[Dataset entries]

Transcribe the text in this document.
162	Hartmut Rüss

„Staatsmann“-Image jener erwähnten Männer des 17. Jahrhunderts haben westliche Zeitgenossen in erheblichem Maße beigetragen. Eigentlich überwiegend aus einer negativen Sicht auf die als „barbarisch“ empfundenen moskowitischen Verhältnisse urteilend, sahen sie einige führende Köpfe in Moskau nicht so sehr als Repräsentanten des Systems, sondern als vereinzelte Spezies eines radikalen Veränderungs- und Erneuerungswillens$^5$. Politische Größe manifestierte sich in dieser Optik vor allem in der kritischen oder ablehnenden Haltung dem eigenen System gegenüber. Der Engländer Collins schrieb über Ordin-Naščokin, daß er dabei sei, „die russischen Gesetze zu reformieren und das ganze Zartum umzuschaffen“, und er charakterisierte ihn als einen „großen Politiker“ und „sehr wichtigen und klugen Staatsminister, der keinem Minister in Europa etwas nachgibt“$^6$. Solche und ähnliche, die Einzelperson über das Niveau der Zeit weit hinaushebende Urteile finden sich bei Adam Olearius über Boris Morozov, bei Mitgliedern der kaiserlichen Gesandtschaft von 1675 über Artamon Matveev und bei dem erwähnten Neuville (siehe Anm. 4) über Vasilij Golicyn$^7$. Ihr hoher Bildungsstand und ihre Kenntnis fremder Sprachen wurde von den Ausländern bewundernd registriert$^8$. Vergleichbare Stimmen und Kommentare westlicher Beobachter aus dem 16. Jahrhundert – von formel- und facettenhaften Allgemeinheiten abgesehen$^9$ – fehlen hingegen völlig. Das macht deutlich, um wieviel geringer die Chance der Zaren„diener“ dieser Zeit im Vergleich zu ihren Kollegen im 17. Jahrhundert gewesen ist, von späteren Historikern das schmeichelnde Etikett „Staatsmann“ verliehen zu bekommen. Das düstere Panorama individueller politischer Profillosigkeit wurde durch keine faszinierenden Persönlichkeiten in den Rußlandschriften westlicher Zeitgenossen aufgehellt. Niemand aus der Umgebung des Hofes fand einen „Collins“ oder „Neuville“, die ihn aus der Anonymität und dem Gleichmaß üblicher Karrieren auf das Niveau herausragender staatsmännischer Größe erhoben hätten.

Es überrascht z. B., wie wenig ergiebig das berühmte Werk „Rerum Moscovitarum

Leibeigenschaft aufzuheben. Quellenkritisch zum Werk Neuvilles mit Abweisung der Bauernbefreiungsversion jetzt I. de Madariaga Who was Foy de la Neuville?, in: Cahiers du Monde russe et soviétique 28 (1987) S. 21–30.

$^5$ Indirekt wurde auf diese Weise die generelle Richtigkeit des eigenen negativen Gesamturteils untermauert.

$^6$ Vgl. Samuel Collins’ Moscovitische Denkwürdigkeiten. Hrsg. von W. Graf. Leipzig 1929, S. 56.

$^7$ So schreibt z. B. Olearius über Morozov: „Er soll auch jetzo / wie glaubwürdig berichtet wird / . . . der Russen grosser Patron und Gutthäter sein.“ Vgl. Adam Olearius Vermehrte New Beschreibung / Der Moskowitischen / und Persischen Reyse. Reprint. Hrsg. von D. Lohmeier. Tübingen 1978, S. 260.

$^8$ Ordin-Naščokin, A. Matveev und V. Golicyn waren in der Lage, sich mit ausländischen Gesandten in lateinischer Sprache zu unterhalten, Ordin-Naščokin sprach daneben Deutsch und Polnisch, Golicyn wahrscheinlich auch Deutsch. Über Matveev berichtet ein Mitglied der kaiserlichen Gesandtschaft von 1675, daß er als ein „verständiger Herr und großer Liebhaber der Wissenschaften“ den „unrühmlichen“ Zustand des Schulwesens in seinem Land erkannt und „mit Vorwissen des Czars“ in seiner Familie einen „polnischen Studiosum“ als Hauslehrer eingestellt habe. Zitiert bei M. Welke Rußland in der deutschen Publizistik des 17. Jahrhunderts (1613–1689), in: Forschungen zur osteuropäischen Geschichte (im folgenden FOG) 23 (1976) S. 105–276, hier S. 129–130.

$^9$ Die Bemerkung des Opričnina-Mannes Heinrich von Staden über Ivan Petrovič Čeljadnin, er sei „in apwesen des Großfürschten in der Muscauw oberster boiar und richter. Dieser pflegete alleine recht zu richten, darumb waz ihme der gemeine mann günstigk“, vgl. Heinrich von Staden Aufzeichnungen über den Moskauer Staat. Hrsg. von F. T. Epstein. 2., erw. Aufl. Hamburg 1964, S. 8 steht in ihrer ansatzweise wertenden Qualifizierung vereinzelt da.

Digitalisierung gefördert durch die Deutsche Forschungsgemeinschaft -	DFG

> _CHALLENGE_: Reproduce the material above without altering a single character.

> _ANSWER FOR THIS EXERCISE_:
Transcribe the text in this document.
162	Hartmut Rüss

„Staatsmann“-Image jener erwähnten Männer des 17. Jahrhunderts haben westliche Zeitgenossen in erheblichem Maße beigetragen. Eigentlich überwiegend aus einer negativen Sicht auf die als „barbarisch“ empfundenen moskowitischen Verhältnisse urteilend, sahen sie einige führende Köpfe in Moskau nicht so sehr als Repräsentanten des Systems, sondern als vereinzelte Spezies eines radikalen Veränderungs- und Erneuerungswillens$^5$. Politische Größe manifestierte sich in dieser Optik vor allem in der kritischen oder ablehnenden Haltung dem eigenen System gegenüber. Der Engländer Collins schrieb über Ordin-Naščokin, daß er dabei sei, „die russischen Gesetze zu reformieren und das ganze Zartum umzuschaffen“, und er charakterisierte ihn als einen „großen Politiker“ und „sehr wichtigen und klugen Staatsminister, der keinem Minister in Europa etwas nachgibt“$^6$. Solche und ähnliche, die Einzelperson über das Niveau der Zeit weit hinaushebende Urteile finden sich bei Adam Olearius über Boris Morozov, bei Mitgliedern der kaiserlichen Gesandtschaft von 1675 über Artamon Matveev und bei dem erwähnten Neuville (siehe Anm. 4) über Vasilij Golicyn$^7$. Ihr hoher Bildungsstand und ihre Kenntnis fremder Sprachen wurde von den Ausländern bewundernd registriert$^8$. Vergleichbare Stimmen und Kommentare westlicher Beobachter aus dem 16. Jahrhundert – von formel- und facettenhaften Allgemeinheiten abgesehen$^9$ – fehlen hingegen völlig. Das macht deutlich, um wieviel geringer die Chance der Zaren„diener“ dieser Zeit im Vergleich zu ihren Kollegen im 17. Jahrhundert gewesen ist, von späteren Historikern das schmeichelnde Etikett „Staatsmann“ verliehen zu bekommen. Das düstere Panorama individueller politischer Profillosigkeit wurde durch keine faszinierenden Persönlichkeiten in den Rußlandschriften westlicher Zeitgenossen aufgehellt. Niemand aus der Umgebung des Hofes fand einen „Collins“ oder „Neuville“, die ihn aus der Anonymität und dem Gleichmaß üblicher Karrieren auf das Niveau herausragender staatsmännischer Größe erhoben hätten.

Es überrascht z. B., wie wenig ergiebig das berühmte Werk „Rerum Moscovitarum

Leibeigenschaft aufzuheben. Quellenkritisch zum Werk Neuvilles mit Abweisung der Bauernbefreiungsversion jetzt I. de Madariaga Who was Foy de la Neuville?, in: Cahiers du Monde russe et soviétique 28 (1987) S. 21–30.

$^5$ Indirekt wurde auf diese Weise die generelle Richtigkeit des eigenen negativen Gesamturteils untermauert.

$^6$ Vgl. Samuel Collins’ Moscovitische Denkwürdigkeiten. Hrsg. von W. Graf. Leipzig 1929, S. 56.

$^7$ So schreibt z. B. Olearius über Morozov: „Er soll auch jetzo / wie glaubwürdig berichtet wird / . . . der Russen grosser Patron und Gutthäter sein.“ Vgl. Adam Olearius Vermehrte New Beschreibung / Der Moskowitischen / und Persischen Reyse. Reprint. Hrsg. von D. Lohmeier. Tübingen 1978, S. 260.

$^8$ Ordin-Naščokin, A. Matveev und V. Golicyn waren in der Lage, sich mit ausländischen Gesandten in lateinischer Sprache zu unterhalten, Ordin-Naščokin sprach daneben Deutsch und Polnisch, Golicyn wahrscheinlich auch Deutsch. Über Matveev berichtet ein Mitglied der kaiserlichen Gesandtschaft von 1675, daß er als ein „verständiger Herr und großer Liebhaber der Wissenschaften“ den „unrühmlichen“ Zustand des Schulwesens in seinem Land erkannt und „mit Vorwissen des Czars“ in seiner Familie einen „polnischen Studiosum“ als Hauslehrer eingestellt habe. Zitiert bei M. Welke Rußland in der deutschen Publizistik des 17. Jahrhunderts (1613–1689), in: Forschungen zur osteuropäischen Geschichte (im folgenden FOG) 23 (1976) S. 105–276, hier S. 129–130.

$^9$ Die Bemerkung des Opričnina-Mannes Heinrich von Staden über Ivan Petrovič Čeljadnin, er sei „in apwesen des Großfürschten in der Muscauw oberster boiar und richter. Dieser pflegete alleine recht zu richten, darumb waz ihme der gemeine mann günstigk“, vgl. Heinrich von Staden Aufzeichnungen über den Moskauer Staat. Hrsg. von F. T. Epstein. 2., erw. Aufl. Hamburg 1964, S. 8 steht in ihrer ansatzweise wertenden Qualifizierung vereinzelt da.

Digitalisierung gefördert durch die Deutsche Forschungsgemeinschaft -	DFG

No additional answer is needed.